A run of records:
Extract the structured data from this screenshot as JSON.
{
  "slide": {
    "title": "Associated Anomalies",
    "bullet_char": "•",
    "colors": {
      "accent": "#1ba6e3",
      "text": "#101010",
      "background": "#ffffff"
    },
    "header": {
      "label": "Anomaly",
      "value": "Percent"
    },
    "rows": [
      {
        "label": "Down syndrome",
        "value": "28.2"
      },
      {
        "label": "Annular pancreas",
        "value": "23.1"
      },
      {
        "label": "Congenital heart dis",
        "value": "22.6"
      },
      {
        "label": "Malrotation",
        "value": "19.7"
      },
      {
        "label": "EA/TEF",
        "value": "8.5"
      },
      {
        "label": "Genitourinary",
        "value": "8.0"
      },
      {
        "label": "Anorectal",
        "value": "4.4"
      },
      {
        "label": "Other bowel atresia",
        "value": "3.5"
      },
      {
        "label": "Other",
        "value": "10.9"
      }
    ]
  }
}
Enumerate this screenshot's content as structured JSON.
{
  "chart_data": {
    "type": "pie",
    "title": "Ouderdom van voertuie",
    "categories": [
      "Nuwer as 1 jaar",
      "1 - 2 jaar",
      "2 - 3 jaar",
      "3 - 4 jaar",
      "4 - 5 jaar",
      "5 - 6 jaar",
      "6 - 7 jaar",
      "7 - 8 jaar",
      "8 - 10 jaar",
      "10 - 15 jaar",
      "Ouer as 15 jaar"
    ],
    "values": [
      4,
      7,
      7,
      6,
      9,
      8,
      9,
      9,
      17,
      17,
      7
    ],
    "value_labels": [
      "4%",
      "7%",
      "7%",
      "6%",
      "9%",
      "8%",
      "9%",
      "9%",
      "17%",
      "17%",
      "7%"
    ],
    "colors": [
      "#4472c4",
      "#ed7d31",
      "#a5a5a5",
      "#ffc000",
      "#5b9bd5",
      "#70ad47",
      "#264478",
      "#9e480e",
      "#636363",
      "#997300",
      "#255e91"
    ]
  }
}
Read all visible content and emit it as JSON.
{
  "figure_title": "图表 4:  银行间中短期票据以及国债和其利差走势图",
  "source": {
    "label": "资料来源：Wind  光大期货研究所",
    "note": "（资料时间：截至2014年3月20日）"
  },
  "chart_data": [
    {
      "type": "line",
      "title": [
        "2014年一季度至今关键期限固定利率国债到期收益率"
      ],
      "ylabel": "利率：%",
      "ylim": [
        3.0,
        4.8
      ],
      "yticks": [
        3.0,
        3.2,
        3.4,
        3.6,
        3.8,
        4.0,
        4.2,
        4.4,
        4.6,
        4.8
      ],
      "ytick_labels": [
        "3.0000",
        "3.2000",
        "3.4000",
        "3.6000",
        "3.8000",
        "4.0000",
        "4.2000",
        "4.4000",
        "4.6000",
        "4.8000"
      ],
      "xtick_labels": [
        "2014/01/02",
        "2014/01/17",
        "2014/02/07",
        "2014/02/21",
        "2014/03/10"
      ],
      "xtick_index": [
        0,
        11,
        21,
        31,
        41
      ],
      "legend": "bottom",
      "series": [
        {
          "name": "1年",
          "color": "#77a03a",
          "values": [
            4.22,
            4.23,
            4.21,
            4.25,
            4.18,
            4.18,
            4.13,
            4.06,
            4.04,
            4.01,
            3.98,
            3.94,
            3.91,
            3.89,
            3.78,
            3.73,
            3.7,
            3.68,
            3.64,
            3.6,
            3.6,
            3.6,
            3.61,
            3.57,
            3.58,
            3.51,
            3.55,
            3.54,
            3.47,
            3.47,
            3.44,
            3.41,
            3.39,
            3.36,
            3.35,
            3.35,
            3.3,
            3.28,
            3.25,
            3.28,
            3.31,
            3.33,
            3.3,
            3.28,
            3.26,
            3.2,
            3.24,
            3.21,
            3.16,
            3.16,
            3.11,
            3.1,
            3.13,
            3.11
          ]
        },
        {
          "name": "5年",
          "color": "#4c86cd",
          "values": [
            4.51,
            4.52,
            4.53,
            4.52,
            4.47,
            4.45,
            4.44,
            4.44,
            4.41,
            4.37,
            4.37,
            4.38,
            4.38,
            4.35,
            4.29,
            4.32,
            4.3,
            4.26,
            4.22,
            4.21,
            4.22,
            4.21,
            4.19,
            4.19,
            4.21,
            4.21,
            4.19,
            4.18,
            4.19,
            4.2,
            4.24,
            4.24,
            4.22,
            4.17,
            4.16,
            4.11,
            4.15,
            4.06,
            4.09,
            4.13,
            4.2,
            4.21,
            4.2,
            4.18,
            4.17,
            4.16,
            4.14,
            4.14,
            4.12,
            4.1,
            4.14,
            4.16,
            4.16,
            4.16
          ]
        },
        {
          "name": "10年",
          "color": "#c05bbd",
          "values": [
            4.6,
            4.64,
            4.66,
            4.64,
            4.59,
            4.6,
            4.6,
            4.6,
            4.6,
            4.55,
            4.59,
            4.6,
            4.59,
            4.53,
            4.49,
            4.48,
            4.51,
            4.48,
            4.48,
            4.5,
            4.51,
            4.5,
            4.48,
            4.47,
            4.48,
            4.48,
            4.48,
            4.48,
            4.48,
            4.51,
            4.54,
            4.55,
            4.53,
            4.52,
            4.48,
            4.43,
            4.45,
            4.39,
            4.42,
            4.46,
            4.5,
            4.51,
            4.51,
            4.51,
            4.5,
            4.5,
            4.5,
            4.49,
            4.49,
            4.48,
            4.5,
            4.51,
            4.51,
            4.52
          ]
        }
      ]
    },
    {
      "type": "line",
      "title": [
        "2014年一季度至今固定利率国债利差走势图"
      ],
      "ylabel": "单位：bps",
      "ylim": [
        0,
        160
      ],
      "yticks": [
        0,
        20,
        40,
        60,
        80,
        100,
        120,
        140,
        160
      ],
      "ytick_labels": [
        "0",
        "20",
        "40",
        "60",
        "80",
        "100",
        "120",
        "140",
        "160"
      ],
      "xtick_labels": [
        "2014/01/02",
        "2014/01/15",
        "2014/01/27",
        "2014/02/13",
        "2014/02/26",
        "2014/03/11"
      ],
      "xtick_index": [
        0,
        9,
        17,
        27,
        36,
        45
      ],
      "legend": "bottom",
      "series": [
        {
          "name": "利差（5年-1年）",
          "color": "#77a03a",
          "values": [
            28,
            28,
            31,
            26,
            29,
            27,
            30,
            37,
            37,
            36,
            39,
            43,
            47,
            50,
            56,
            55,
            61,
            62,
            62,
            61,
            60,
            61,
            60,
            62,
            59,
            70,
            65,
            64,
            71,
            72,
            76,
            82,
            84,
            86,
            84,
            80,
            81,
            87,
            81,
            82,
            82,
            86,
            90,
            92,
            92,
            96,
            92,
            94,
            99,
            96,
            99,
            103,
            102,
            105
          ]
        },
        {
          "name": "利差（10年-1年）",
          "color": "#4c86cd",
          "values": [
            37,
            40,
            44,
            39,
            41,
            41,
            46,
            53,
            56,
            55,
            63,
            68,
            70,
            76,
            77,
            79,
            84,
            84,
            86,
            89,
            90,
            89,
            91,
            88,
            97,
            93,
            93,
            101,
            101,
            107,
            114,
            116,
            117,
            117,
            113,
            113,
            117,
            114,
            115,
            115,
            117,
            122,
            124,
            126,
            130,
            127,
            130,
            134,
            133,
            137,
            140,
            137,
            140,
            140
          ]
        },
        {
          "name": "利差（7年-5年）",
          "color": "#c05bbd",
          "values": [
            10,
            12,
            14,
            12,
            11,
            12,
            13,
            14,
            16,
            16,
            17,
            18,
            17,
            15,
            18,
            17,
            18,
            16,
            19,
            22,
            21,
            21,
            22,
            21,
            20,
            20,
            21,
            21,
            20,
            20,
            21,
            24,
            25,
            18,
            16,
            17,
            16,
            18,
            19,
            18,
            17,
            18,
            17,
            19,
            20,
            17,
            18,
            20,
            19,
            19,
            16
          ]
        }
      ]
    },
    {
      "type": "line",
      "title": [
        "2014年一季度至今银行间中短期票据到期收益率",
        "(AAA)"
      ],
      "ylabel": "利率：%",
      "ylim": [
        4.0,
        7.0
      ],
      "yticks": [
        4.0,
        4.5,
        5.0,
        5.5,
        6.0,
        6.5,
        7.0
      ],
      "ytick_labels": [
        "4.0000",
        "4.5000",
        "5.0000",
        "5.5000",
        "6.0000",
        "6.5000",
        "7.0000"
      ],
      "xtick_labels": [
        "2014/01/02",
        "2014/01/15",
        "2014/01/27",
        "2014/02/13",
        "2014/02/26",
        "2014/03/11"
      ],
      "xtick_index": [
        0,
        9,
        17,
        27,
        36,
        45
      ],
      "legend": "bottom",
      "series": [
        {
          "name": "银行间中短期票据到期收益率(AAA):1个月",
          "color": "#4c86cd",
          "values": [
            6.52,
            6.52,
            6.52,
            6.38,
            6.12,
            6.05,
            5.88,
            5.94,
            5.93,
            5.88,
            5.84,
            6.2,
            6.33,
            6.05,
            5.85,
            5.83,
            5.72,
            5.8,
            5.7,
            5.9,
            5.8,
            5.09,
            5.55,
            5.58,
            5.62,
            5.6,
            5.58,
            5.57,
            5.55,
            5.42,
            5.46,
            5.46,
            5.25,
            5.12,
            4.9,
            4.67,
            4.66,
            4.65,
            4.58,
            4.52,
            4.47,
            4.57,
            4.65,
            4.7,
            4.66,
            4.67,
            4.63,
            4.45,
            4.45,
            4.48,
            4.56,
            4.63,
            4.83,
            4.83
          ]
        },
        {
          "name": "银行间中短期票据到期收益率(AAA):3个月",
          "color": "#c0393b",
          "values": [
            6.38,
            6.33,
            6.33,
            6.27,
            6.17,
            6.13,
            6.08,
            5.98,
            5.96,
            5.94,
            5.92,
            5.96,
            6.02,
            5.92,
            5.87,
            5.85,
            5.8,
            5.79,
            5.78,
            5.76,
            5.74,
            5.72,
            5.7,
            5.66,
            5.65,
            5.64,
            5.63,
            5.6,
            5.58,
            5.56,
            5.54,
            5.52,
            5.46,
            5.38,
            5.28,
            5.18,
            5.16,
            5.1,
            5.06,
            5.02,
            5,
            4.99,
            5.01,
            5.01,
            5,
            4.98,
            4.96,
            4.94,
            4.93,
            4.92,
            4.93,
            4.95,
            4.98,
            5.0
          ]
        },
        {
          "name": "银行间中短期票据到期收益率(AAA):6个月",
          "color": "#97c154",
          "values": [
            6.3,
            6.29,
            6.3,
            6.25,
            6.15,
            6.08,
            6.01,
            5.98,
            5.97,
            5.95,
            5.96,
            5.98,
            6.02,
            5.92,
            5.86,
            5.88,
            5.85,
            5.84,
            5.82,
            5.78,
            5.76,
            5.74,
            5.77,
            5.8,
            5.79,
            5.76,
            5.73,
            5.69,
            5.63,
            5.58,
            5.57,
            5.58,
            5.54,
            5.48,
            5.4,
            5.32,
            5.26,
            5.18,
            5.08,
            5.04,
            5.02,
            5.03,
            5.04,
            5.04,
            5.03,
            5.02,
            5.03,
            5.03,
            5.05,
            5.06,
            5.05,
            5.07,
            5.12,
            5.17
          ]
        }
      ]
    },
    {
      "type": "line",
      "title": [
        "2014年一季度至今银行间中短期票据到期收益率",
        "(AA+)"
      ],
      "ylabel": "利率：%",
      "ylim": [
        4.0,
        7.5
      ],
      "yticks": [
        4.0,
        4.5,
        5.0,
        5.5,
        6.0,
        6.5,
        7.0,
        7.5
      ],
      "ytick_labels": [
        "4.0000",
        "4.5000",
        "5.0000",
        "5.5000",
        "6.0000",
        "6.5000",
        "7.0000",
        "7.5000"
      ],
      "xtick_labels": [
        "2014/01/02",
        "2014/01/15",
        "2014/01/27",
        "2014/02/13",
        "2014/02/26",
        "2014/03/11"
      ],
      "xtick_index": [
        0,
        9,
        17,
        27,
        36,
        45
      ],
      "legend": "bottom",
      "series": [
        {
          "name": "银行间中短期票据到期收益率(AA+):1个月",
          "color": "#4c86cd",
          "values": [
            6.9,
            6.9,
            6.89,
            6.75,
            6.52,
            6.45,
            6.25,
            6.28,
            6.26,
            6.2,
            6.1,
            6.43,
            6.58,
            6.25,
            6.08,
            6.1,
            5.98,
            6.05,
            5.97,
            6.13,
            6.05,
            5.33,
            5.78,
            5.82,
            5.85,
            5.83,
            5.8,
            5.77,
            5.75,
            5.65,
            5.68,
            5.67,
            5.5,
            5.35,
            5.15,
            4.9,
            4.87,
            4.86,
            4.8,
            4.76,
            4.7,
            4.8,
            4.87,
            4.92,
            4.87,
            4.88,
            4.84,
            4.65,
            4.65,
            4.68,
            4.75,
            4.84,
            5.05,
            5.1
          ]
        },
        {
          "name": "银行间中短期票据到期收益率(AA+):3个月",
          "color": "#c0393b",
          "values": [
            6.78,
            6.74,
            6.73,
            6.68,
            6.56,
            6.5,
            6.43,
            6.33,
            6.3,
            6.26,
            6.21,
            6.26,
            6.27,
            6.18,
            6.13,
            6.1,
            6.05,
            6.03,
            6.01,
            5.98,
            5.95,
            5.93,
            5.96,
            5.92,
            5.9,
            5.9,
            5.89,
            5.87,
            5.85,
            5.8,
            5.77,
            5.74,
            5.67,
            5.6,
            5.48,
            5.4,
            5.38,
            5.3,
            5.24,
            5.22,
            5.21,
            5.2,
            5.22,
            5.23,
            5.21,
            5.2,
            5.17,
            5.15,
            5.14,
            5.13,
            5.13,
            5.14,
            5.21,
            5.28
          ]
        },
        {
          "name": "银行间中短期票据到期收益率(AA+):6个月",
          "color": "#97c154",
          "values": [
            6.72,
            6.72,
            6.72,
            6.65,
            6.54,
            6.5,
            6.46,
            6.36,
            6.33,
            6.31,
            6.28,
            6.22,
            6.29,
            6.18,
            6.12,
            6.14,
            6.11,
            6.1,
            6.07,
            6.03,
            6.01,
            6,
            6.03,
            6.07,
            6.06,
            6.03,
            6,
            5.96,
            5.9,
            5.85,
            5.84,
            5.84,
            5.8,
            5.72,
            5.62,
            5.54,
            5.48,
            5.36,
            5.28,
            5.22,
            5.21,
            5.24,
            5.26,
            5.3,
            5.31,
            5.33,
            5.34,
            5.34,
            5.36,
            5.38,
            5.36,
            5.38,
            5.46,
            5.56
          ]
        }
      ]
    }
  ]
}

## Aim
Determine how many lines of the data contain the word "structured", and reply with that number only.

## Response to this exercise
2